◆ ENTRIES PROVIDED:
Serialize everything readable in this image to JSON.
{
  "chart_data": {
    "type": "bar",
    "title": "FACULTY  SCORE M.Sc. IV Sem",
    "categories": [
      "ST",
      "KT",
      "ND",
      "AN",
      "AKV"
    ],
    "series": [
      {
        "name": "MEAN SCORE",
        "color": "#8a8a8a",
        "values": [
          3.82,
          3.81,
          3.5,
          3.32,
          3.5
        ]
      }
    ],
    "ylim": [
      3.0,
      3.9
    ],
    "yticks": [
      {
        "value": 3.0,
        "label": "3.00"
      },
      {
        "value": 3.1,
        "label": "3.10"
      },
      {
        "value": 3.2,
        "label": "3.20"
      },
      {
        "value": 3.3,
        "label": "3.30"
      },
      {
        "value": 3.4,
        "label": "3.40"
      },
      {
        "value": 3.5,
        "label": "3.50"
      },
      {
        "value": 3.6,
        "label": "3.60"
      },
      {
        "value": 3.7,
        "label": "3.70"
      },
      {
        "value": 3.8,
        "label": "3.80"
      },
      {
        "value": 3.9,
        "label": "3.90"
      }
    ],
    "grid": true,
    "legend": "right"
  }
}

◆ REQUIREMENTS: Would you write down every record again, exactly?

◆ RESULT OF THIS TASK:
Serialize everything readable in this image to JSON.
{
  "chart_data": {
    "type": "bar",
    "title": "FACULTY  SCORE M.Sc. IV Sem",
    "categories": [
      "ST",
      "KT",
      "ND",
      "AN",
      "AKV"
    ],
    "series": [
      {
        "name": "MEAN SCORE",
        "color": "#8a8a8a",
        "values": [
          3.82,
          3.81,
          3.5,
          3.32,
          3.5
        ]
      }
    ],
    "ylim": [
      3.0,
      3.9
    ],
    "yticks": [
      {
        "value": 3.0,
        "label": "3.00"
      },
      {
        "value": 3.1,
        "label": "3.10"
      },
      {
        "value": 3.2,
        "label": "3.20"
      },
      {
        "value": 3.3,
        "label": "3.30"
      },
      {
        "value": 3.4,
        "label": "3.40"
      },
      {
        "value": 3.5,
        "label": "3.50"
      },
      {
        "value": 3.6,
        "label": "3.60"
      },
      {
        "value": 3.7,
        "label": "3.70"
      },
      {
        "value": 3.8,
        "label": "3.80"
      },
      {
        "value": 3.9,
        "label": "3.90"
      }
    ],
    "grid": true,
    "legend": "right"
  }
}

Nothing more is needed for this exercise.